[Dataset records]
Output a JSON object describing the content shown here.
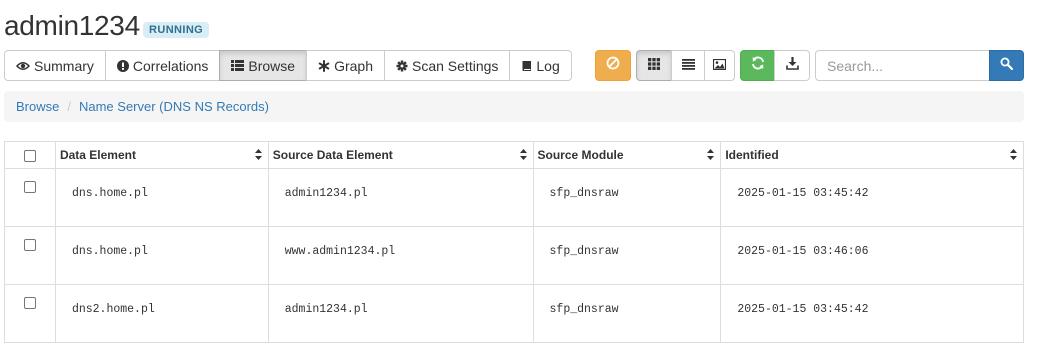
{
  "scan": {
    "name": "admin1234",
    "status": "RUNNING"
  },
  "tabs": [
    {
      "label": "Summary",
      "icon": "eye-icon"
    },
    {
      "label": "Correlations",
      "icon": "exclamation-circle-icon"
    },
    {
      "label": "Browse",
      "icon": "list-icon",
      "active": true
    },
    {
      "label": "Graph",
      "icon": "asterisk-icon"
    },
    {
      "label": "Scan Settings",
      "icon": "gear-icon"
    },
    {
      "label": "Log",
      "icon": "book-icon"
    }
  ],
  "toolbar": {
    "stop_icon": "ban-icon",
    "view_icons": [
      "grid-icon",
      "list-icon",
      "image-icon"
    ],
    "refresh_icon": "refresh-icon",
    "download_icon": "download-icon"
  },
  "search": {
    "placeholder": "Search...",
    "value": ""
  },
  "breadcrumb": {
    "root": "Browse",
    "current": "Name Server (DNS NS Records)"
  },
  "table": {
    "columns": [
      "Data Element",
      "Source Data Element",
      "Source Module",
      "Identified"
    ],
    "rows": [
      [
        "dns.home.pl",
        "admin1234.pl",
        "sfp_dnsraw",
        "2025-01-15 03:45:42"
      ],
      [
        "dns.home.pl",
        "www.admin1234.pl",
        "sfp_dnsraw",
        "2025-01-15 03:46:06"
      ],
      [
        "dns2.home.pl",
        "admin1234.pl",
        "sfp_dnsraw",
        "2025-01-15 03:45:42"
      ]
    ]
  },
  "colors": {
    "warning": "#f0ad4e",
    "success": "#5cb85c",
    "primary": "#337ab7",
    "badge_bg": "#d9edf7",
    "badge_text": "#31708f"
  }
}
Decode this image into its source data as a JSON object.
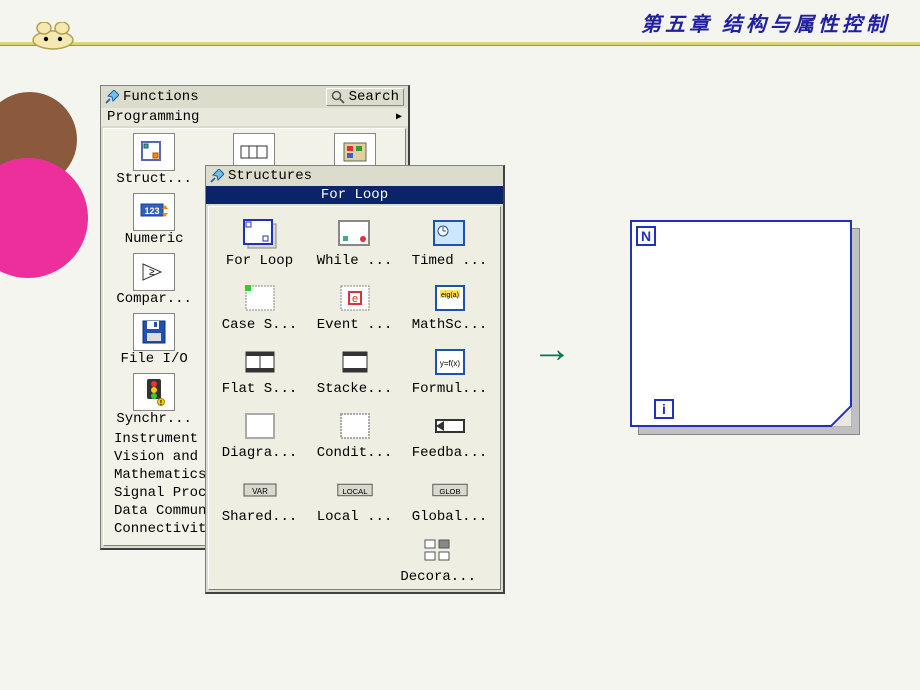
{
  "chapter": {
    "title": "第五章  结构与属性控制"
  },
  "functions_palette": {
    "title": "Functions",
    "search_label": "Search",
    "breadcrumb": "Programming",
    "items": [
      {
        "label": "Struct..."
      },
      {
        "label": ""
      },
      {
        "label": ""
      },
      {
        "label": "Numeric"
      },
      {
        "label": ""
      },
      {
        "label": ""
      },
      {
        "label": "Compar..."
      },
      {
        "label": ""
      },
      {
        "label": ""
      },
      {
        "label": "File I/O"
      },
      {
        "label": ""
      },
      {
        "label": ""
      },
      {
        "label": "Synchr..."
      },
      {
        "label": ""
      },
      {
        "label": ""
      }
    ],
    "categories": [
      "Instrument I",
      "Vision and M",
      "Mathematics",
      "Signal Proce",
      "Data Communi",
      "Connectivity"
    ]
  },
  "structures_palette": {
    "title": "Structures",
    "selected": "For Loop",
    "items": [
      {
        "label": "For Loop"
      },
      {
        "label": "While ..."
      },
      {
        "label": "Timed ..."
      },
      {
        "label": "Case S..."
      },
      {
        "label": "Event ..."
      },
      {
        "label": "MathSc..."
      },
      {
        "label": "Flat S..."
      },
      {
        "label": "Stacke..."
      },
      {
        "label": "Formul..."
      },
      {
        "label": "Diagra..."
      },
      {
        "label": "Condit..."
      },
      {
        "label": "Feedba..."
      },
      {
        "label": "Shared..."
      },
      {
        "label": "Local ..."
      },
      {
        "label": "Global..."
      }
    ],
    "decor_label": "Decora...",
    "var_badge": "VAR",
    "local_badge": "LOCAL",
    "glob_badge": "GLOB"
  },
  "forloop": {
    "n": "N",
    "i": "i"
  }
}
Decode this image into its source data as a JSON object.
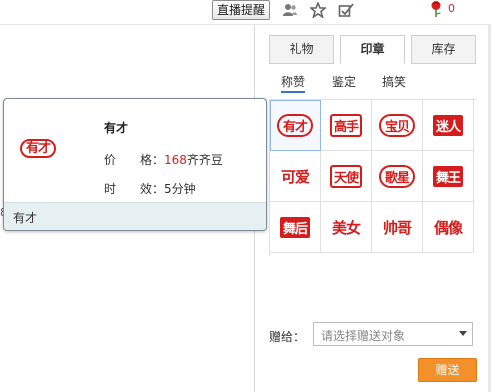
{
  "topbar": {
    "live_reminder": "直播提醒",
    "icons": [
      "person-icon",
      "star-icon",
      "checkin-icon"
    ],
    "flower_count": "0"
  },
  "panel": {
    "tabs": [
      {
        "label": "礼物"
      },
      {
        "label": "印章",
        "active": true
      },
      {
        "label": "库存"
      }
    ],
    "subtabs": [
      {
        "label": "称赞",
        "active": true
      },
      {
        "label": "鉴定"
      },
      {
        "label": "搞笑"
      }
    ],
    "stamps": [
      {
        "text": "有才",
        "style": "oval"
      },
      {
        "text": "高手",
        "style": "box"
      },
      {
        "text": "宝贝",
        "style": "oval"
      },
      {
        "text": "迷人",
        "style": "solid"
      },
      {
        "text": "可爱",
        "style": "plain"
      },
      {
        "text": "天使",
        "style": "box"
      },
      {
        "text": "歌星",
        "style": "oval"
      },
      {
        "text": "舞王",
        "style": "solid"
      },
      {
        "text": "舞后",
        "style": "solid"
      },
      {
        "text": "美女",
        "style": "plain"
      },
      {
        "text": "帅哥",
        "style": "plain"
      },
      {
        "text": "偶像",
        "style": "plain"
      }
    ],
    "give_label": "赠给：",
    "give_placeholder": "请选择赠送对象",
    "send_label": "赠送"
  },
  "popup": {
    "stamp_text": "有才",
    "name": "有才",
    "price_label": "价　　格：",
    "price_value": "168",
    "price_unit": "齐齐豆",
    "duration_label": "时　　效：",
    "duration_value": "5分钟",
    "footer": "有才"
  },
  "side_char": "8",
  "colors": {
    "accent_orange": "#f4902a",
    "stamp_red": "#d51d1d",
    "price_red": "#e02020"
  }
}
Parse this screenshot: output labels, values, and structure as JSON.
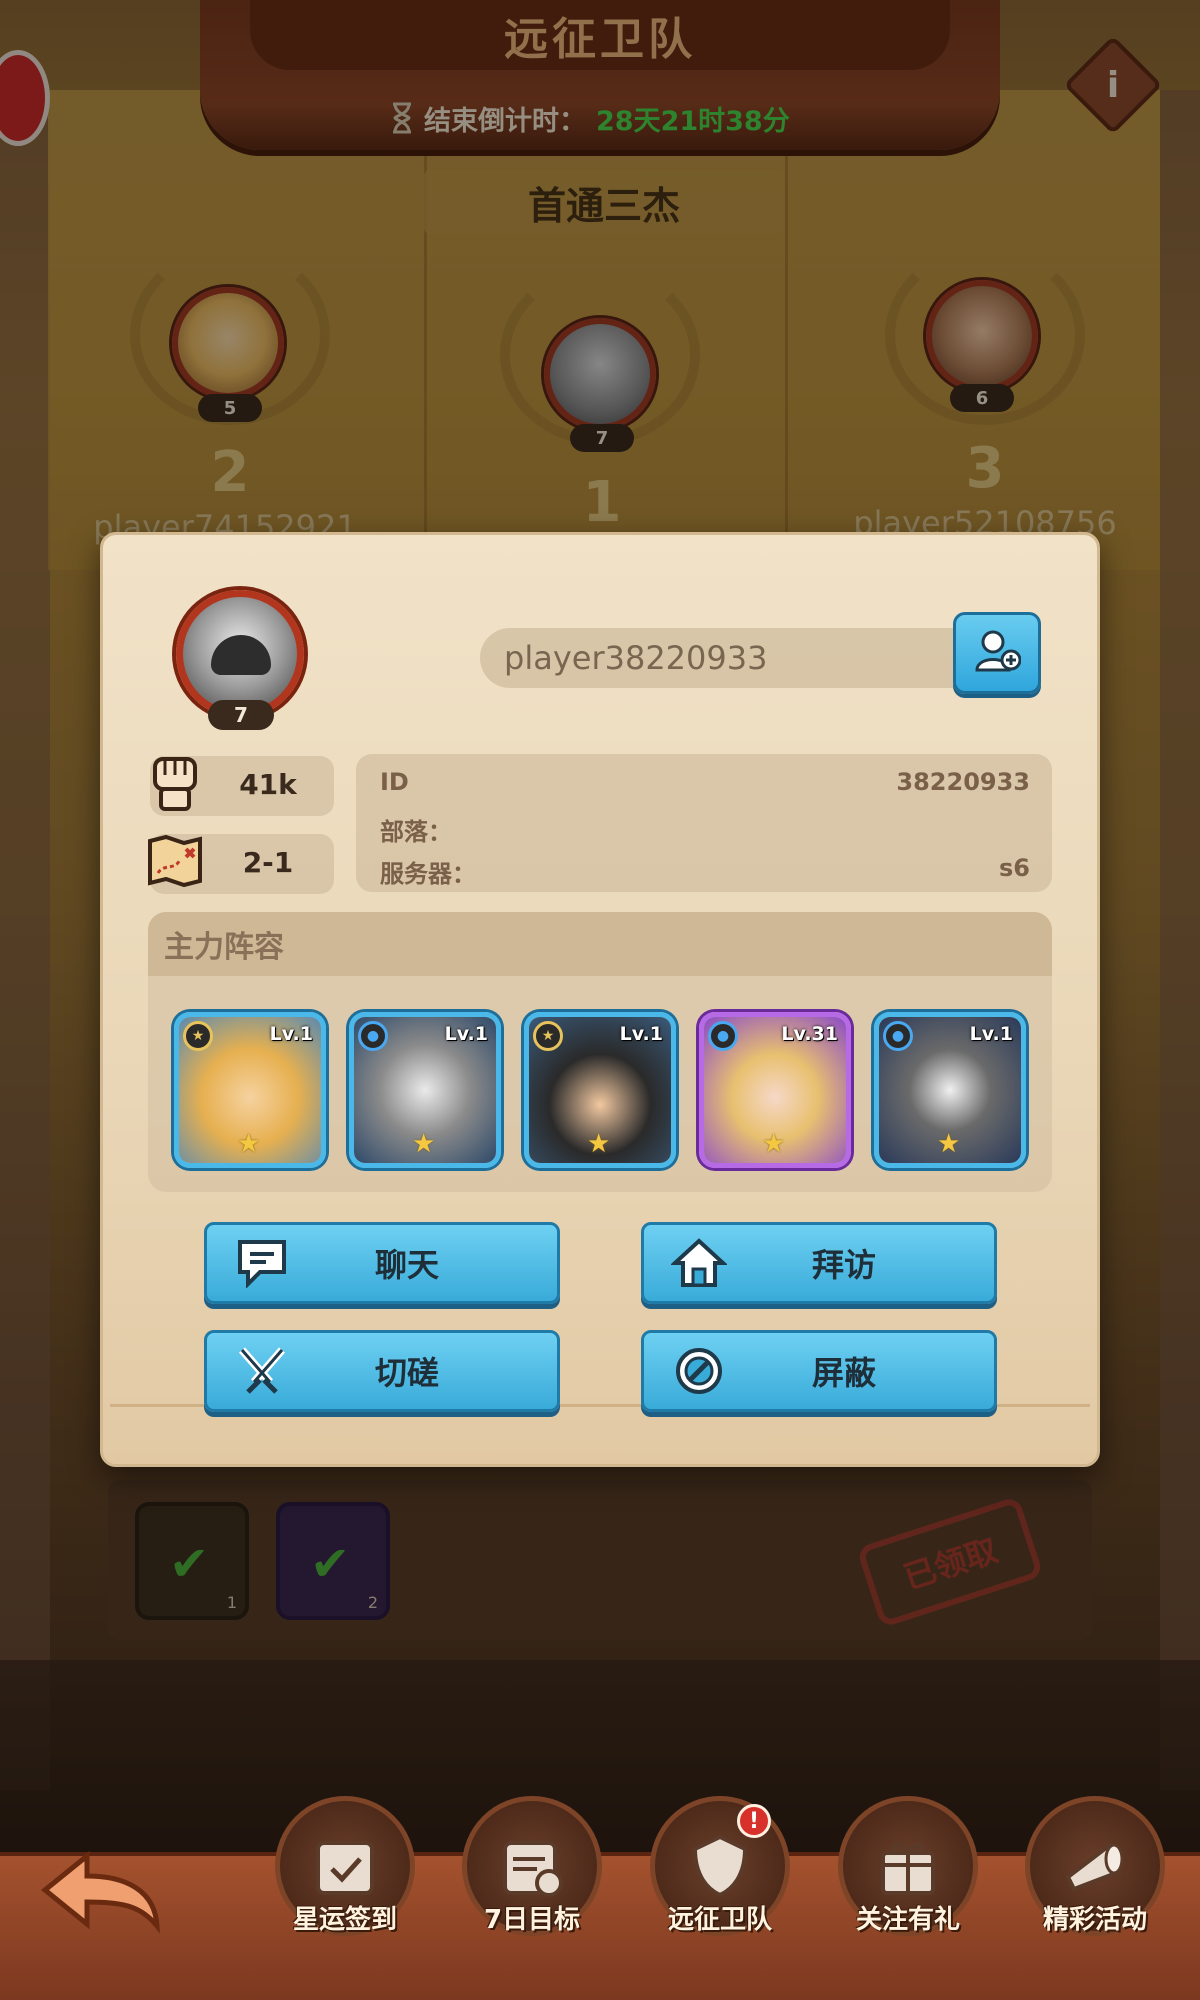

What the task asks:
From start to finish, output the listing exactly, but omit its pictures.

The solution:
Output a JSON object describing the content shown here.
{
  "scan": {
    "name": "admin1234",
    "status": "RUNNING"
  },
  "tabs": [
    {
      "label": "Summary",
      "icon": "eye-icon"
    },
    {
      "label": "Correlations",
      "icon": "exclamation-circle-icon"
    },
    {
      "label": "Browse",
      "icon": "list-icon",
      "active": true
    },
    {
      "label": "Graph",
      "icon": "asterisk-icon"
    },
    {
      "label": "Scan Settings",
      "icon": "gear-icon"
    },
    {
      "label": "Log",
      "icon": "book-icon"
    }
  ],
  "toolbar": {
    "stop_icon": "ban-icon",
    "view_icons": [
      "grid-icon",
      "list-icon",
      "image-icon"
    ],
    "refresh_icon": "refresh-icon",
    "download_icon": "download-icon"
  },
  "search": {
    "placeholder": "Search...",
    "value": ""
  },
  "breadcrumb": {
    "root": "Browse",
    "current": "Name Server (DNS NS Records)"
  },
  "table": {
    "columns": [
      "Data Element",
      "Source Data Element",
      "Source Module",
      "Identified"
    ],
    "rows": [
      [
        "dns.home.pl",
        "admin1234.pl",
        "sfp_dnsraw",
        "2025-01-15 03:45:42"
      ],
      [
        "dns.home.pl",
        "www.admin1234.pl",
        "sfp_dnsraw",
        "2025-01-15 03:46:06"
      ],
      [
        "dns2.home.pl",
        "admin1234.pl",
        "sfp_dnsraw",
        "2025-01-15 03:45:42"
      ]
    ]
  },
  "colors": {
    "warning": "#f0ad4e",
    "success": "#5cb85c",
    "primary": "#337ab7",
    "badge_bg": "#d9edf7",
    "badge_text": "#31708f"
  }
}
Decode this image into its source data as a JSON object.
{
  "chapter": {
    "title": "第五章  结构与属性控制"
  },
  "functions_palette": {
    "title": "Functions",
    "search_label": "Search",
    "breadcrumb": "Programming",
    "items": [
      {
        "label": "Struct..."
      },
      {
        "label": ""
      },
      {
        "label": ""
      },
      {
        "label": "Numeric"
      },
      {
        "label": ""
      },
      {
        "label": ""
      },
      {
        "label": "Compar..."
      },
      {
        "label": ""
      },
      {
        "label": ""
      },
      {
        "label": "File I/O"
      },
      {
        "label": ""
      },
      {
        "label": ""
      },
      {
        "label": "Synchr..."
      },
      {
        "label": ""
      },
      {
        "label": ""
      }
    ],
    "categories": [
      "Instrument I",
      "Vision and M",
      "Mathematics",
      "Signal Proce",
      "Data Communi",
      "Connectivity"
    ]
  },
  "structures_palette": {
    "title": "Structures",
    "selected": "For Loop",
    "items": [
      {
        "label": "For Loop"
      },
      {
        "label": "While ..."
      },
      {
        "label": "Timed ..."
      },
      {
        "label": "Case S..."
      },
      {
        "label": "Event ..."
      },
      {
        "label": "MathSc..."
      },
      {
        "label": "Flat S..."
      },
      {
        "label": "Stacke..."
      },
      {
        "label": "Formul..."
      },
      {
        "label": "Diagra..."
      },
      {
        "label": "Condit..."
      },
      {
        "label": "Feedba..."
      },
      {
        "label": "Shared..."
      },
      {
        "label": "Local ..."
      },
      {
        "label": "Global..."
      }
    ],
    "decor_label": "Decora...",
    "var_badge": "VAR",
    "local_badge": "LOCAL",
    "glob_badge": "GLOB"
  },
  "forloop": {
    "n": "N",
    "i": "i"
  }
}
Decode this image into its source data as a JSON object.
{
  "topbar": {
    "live_reminder": "直播提醒",
    "icons": [
      "person-icon",
      "star-icon",
      "checkin-icon"
    ],
    "flower_count": "0"
  },
  "panel": {
    "tabs": [
      {
        "label": "礼物"
      },
      {
        "label": "印章",
        "active": true
      },
      {
        "label": "库存"
      }
    ],
    "subtabs": [
      {
        "label": "称赞",
        "active": true
      },
      {
        "label": "鉴定"
      },
      {
        "label": "搞笑"
      }
    ],
    "stamps": [
      {
        "text": "有才",
        "style": "oval"
      },
      {
        "text": "高手",
        "style": "box"
      },
      {
        "text": "宝贝",
        "style": "oval"
      },
      {
        "text": "迷人",
        "style": "solid"
      },
      {
        "text": "可爱",
        "style": "plain"
      },
      {
        "text": "天使",
        "style": "box"
      },
      {
        "text": "歌星",
        "style": "oval"
      },
      {
        "text": "舞王",
        "style": "solid"
      },
      {
        "text": "舞后",
        "style": "solid"
      },
      {
        "text": "美女",
        "style": "plain"
      },
      {
        "text": "帅哥",
        "style": "plain"
      },
      {
        "text": "偶像",
        "style": "plain"
      }
    ],
    "give_label": "赠给：",
    "give_placeholder": "请选择赠送对象",
    "send_label": "赠送"
  },
  "popup": {
    "stamp_text": "有才",
    "name": "有才",
    "price_label": "价　　格：",
    "price_value": "168",
    "price_unit": "齐齐豆",
    "duration_label": "时　　效：",
    "duration_value": "5分钟",
    "footer": "有才"
  },
  "side_char": "8",
  "colors": {
    "accent_orange": "#f4902a",
    "stamp_red": "#d51d1d",
    "price_red": "#e02020"
  }
}
Parse this screenshot: output labels, values, and structure as JSON.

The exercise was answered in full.